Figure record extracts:
====

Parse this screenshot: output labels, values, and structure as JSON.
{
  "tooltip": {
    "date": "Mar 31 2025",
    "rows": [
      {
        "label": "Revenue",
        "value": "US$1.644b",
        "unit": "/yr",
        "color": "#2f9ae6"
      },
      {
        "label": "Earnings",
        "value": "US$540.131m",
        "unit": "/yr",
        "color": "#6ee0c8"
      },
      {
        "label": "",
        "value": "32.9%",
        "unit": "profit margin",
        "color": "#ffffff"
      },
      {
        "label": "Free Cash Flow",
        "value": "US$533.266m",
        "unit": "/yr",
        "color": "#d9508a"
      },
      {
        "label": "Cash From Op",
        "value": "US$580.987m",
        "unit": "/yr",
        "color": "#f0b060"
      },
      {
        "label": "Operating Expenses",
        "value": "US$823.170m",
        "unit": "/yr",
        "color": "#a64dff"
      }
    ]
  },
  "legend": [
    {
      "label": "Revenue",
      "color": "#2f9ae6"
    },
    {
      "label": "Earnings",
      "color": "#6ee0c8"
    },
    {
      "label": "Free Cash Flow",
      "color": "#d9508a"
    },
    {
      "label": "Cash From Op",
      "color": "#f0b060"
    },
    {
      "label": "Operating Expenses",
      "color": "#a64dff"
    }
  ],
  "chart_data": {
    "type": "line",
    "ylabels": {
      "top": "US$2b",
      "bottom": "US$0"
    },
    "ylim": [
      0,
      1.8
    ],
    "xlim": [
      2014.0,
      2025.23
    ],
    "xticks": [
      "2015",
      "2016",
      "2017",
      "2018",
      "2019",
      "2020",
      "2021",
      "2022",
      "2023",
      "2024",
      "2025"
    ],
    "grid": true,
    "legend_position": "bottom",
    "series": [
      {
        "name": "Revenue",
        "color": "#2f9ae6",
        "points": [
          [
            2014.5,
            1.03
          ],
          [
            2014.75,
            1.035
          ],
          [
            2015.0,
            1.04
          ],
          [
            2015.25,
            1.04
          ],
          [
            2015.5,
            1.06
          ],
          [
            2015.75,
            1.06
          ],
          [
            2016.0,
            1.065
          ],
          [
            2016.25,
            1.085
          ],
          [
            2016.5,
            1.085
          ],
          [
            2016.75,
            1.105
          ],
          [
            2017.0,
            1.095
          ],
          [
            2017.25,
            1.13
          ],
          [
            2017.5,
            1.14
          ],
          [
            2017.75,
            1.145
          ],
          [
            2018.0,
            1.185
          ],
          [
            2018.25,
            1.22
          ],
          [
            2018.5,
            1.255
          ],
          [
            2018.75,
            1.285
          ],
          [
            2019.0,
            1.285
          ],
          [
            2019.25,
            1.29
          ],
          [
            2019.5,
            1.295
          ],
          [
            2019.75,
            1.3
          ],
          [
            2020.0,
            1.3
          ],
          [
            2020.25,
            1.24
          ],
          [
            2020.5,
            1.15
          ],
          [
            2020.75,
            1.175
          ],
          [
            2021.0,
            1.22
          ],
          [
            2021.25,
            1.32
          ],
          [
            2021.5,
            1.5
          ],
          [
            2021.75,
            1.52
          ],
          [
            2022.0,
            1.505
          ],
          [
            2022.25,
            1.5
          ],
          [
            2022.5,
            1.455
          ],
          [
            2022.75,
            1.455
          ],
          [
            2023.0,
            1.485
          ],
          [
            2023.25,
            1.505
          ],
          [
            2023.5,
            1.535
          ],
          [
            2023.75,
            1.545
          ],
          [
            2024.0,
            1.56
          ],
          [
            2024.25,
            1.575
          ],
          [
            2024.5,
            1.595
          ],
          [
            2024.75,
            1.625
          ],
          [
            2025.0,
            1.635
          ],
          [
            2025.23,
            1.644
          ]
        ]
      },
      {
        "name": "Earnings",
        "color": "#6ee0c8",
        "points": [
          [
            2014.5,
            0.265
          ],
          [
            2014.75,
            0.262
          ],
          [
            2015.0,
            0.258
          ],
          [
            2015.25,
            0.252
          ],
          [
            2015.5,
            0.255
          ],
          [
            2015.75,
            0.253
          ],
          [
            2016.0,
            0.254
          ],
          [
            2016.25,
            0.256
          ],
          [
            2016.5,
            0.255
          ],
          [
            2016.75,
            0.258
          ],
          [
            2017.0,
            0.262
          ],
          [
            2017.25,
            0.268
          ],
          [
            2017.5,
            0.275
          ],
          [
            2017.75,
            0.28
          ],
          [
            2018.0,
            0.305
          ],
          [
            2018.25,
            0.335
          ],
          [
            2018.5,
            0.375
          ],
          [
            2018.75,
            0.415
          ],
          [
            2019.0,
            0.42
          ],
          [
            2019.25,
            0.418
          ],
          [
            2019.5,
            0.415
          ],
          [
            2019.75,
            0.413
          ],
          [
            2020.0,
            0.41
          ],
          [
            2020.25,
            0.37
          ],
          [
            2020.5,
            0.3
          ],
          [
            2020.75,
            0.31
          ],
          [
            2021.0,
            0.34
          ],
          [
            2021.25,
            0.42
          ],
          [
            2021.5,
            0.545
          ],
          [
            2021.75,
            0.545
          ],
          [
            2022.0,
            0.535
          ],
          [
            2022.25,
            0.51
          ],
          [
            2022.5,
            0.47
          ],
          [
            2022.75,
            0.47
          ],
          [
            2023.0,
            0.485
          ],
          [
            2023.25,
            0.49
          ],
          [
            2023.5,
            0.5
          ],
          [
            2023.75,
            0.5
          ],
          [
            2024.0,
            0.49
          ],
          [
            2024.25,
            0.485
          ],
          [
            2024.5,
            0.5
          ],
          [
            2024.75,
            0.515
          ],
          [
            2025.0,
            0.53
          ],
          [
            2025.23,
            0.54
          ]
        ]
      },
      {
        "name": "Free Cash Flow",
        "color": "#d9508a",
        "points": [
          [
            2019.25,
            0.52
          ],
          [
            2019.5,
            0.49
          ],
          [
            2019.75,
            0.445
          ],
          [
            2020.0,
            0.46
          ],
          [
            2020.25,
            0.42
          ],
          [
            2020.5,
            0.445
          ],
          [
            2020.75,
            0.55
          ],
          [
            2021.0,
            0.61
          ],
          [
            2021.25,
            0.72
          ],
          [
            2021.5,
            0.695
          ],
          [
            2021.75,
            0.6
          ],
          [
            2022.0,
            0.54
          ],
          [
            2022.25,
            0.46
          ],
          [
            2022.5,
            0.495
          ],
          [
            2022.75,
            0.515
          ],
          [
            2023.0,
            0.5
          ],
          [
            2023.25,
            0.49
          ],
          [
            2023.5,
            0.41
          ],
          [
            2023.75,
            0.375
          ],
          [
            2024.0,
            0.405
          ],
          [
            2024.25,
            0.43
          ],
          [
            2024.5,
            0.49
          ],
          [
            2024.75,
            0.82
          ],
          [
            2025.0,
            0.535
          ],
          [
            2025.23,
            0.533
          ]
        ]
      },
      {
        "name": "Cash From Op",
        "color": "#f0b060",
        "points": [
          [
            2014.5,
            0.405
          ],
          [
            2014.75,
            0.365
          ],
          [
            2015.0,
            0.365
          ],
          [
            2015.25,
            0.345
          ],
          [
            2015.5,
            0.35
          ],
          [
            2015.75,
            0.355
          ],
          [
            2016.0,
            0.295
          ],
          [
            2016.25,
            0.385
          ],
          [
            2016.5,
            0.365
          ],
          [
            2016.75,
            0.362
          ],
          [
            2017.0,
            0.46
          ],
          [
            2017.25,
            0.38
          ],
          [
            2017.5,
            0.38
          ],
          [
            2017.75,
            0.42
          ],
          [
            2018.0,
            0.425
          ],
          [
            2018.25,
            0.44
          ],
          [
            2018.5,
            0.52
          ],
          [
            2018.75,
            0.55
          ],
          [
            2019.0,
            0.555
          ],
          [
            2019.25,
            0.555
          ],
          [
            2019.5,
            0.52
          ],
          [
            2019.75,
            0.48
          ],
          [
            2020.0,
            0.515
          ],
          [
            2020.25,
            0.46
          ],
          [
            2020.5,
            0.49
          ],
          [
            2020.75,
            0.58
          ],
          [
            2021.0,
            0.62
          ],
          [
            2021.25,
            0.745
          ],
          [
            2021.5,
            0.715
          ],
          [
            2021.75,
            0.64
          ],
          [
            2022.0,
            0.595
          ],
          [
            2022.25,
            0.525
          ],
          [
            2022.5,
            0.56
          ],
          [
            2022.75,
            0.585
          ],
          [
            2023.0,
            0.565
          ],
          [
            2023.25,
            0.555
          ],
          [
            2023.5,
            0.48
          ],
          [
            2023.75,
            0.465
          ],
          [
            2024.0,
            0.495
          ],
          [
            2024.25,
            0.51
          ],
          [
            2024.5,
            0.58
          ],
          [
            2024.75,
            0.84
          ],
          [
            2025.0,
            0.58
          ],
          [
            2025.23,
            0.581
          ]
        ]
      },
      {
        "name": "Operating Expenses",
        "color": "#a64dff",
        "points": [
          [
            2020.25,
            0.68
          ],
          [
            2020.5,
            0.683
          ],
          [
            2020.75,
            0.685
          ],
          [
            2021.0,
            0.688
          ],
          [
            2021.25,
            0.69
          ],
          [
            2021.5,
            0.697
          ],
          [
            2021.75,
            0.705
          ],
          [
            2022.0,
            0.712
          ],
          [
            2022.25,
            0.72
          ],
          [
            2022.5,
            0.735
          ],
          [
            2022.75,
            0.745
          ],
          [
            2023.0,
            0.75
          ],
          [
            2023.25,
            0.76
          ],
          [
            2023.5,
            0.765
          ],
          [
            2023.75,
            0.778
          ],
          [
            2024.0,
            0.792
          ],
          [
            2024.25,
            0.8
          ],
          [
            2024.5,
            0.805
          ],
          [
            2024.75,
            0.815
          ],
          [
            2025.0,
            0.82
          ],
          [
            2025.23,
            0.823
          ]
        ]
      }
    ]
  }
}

====

Track down every line holding the string "name" and copy it.

        "name": "Revenue",
        "name": "Earnings",
        "name": "Free Cash Flow",
        "name": "Cash From Op",
        "name": "Operating Expenses",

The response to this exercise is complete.